**DATA LINES:**
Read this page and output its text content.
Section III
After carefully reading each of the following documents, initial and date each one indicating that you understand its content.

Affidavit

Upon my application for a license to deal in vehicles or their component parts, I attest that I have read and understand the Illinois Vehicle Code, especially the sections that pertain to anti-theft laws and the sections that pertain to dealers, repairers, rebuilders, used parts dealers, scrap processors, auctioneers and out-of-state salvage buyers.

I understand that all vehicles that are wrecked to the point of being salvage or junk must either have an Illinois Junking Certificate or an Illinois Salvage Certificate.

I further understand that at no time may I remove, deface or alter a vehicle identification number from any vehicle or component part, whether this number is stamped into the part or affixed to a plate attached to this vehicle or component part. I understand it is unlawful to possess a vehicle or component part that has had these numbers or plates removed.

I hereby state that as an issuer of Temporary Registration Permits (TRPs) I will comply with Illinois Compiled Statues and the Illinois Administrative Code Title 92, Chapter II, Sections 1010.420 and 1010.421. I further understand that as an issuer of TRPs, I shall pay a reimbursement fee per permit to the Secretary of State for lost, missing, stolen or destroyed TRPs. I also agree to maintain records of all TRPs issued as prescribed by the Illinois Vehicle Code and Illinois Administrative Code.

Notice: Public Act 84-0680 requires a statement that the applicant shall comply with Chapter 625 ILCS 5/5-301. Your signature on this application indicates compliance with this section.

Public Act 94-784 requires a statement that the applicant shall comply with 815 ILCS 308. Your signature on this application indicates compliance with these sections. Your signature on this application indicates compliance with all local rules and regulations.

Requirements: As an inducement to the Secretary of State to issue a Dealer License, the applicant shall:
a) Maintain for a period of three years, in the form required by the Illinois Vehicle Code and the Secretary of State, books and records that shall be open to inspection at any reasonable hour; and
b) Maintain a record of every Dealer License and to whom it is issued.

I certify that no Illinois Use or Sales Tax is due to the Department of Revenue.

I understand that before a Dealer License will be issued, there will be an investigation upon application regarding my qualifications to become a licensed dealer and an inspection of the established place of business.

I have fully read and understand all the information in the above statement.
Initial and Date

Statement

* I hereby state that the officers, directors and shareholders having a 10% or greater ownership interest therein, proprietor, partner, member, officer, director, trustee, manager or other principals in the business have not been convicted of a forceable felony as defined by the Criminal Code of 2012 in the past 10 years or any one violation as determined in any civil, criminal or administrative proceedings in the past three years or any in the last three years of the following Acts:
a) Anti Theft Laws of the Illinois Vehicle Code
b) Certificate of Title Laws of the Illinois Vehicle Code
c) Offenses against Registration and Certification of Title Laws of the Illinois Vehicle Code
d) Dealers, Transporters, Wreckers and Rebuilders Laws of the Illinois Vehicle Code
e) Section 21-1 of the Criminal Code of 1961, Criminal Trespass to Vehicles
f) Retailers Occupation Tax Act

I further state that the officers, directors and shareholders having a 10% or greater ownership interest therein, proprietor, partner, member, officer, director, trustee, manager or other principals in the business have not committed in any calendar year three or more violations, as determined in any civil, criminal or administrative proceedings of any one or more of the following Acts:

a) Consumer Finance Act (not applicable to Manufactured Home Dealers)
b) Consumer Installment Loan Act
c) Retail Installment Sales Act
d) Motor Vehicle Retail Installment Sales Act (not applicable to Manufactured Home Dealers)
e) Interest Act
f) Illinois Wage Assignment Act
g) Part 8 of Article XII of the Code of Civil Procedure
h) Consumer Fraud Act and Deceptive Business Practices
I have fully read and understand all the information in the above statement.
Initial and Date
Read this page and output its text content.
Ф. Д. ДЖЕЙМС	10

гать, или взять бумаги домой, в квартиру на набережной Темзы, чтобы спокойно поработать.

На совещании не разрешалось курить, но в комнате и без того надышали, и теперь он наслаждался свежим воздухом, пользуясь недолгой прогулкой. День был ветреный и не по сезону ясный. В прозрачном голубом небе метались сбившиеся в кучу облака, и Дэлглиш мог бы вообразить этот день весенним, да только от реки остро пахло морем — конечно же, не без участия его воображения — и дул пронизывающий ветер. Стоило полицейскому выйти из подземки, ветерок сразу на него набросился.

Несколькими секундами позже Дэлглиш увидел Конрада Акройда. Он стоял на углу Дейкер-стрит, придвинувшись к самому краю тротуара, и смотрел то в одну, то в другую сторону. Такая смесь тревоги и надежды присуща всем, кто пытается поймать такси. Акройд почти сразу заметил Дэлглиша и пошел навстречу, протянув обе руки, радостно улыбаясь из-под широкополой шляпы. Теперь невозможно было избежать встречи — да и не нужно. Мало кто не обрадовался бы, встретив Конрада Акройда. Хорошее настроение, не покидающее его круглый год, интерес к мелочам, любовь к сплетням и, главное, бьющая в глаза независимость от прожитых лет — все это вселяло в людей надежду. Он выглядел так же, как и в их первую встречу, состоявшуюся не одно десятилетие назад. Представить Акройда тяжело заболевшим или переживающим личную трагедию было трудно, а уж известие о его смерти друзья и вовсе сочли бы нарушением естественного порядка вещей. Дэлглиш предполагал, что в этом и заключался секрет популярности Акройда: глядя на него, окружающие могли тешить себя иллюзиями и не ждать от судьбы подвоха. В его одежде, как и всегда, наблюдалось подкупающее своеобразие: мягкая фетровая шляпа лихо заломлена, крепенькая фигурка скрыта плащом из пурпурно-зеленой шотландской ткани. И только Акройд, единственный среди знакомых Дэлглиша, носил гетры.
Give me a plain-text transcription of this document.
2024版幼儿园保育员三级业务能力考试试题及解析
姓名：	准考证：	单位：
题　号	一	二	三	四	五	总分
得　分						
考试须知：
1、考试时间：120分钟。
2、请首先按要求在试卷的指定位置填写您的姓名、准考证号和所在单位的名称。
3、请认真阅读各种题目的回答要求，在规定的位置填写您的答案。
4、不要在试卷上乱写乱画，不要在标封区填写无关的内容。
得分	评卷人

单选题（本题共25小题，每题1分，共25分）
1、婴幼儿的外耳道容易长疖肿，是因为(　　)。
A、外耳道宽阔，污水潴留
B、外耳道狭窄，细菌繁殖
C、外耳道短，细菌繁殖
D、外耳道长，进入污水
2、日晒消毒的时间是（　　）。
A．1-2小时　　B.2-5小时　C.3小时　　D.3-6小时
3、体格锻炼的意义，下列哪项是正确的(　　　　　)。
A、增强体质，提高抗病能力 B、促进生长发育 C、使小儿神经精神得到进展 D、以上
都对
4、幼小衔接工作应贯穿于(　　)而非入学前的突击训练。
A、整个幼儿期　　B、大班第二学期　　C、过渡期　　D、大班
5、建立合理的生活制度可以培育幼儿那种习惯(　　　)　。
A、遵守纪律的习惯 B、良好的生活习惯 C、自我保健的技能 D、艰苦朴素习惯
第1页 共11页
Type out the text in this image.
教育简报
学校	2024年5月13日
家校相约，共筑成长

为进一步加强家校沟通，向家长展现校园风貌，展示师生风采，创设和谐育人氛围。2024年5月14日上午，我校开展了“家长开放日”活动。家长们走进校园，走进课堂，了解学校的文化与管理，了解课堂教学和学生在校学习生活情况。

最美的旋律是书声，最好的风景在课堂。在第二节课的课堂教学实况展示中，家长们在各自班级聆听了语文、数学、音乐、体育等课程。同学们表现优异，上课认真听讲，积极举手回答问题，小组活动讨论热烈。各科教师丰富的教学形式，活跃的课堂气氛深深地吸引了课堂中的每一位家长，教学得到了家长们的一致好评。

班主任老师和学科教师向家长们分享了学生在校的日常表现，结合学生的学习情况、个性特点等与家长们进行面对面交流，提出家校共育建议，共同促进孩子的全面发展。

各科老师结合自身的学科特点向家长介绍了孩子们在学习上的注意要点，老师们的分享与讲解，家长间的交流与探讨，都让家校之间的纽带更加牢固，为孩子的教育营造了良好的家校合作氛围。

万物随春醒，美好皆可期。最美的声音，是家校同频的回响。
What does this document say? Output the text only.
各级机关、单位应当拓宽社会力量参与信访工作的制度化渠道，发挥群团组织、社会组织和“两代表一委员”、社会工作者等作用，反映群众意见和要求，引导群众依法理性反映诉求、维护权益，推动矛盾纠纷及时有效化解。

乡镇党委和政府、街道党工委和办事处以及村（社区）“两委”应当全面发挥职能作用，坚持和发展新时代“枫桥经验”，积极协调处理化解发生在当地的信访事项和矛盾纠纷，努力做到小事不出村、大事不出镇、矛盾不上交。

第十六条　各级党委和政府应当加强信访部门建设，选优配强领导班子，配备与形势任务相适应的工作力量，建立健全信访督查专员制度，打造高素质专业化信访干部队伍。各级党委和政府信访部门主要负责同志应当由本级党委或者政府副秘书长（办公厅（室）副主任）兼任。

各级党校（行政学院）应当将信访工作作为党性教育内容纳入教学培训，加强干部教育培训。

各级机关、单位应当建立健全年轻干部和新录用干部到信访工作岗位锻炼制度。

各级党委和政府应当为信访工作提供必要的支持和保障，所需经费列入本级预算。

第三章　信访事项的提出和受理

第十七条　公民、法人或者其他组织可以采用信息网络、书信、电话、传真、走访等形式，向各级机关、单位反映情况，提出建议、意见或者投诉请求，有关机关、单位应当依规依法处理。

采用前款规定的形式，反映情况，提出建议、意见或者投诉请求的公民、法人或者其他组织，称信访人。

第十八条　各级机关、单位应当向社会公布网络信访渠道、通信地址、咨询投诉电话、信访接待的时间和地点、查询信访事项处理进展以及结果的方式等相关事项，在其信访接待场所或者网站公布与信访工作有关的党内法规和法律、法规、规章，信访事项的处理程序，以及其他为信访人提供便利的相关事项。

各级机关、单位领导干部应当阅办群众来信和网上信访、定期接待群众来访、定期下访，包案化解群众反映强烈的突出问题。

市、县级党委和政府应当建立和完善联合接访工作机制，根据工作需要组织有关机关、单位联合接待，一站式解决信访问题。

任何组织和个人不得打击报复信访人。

**DIRECTIONS:** Read the entries above, then pull out the lines that include "determined".

**PROBLEM SOLUTION:**
* I hereby state that the officers, directors and shareholders having a 10% or greater ownership interest therein, proprietor, partner, member, officer, director, trustee, manager or other principals in the business have not been convicted of a forceable felony as defined by the Criminal Code of 2012 in the past 10 years or any one violation as determined in any civil, criminal or administrative proceedings in the past three years or any in the last three years of the following Acts:
I further state that the officers, directors and shareholders having a 10% or greater ownership interest therein, proprietor, partner, member, officer, director, trustee, manager or other principals in the business have not committed in any calendar year three or more violations, as determined in any civil, criminal or administrative proceedings of any one or more of the following Acts:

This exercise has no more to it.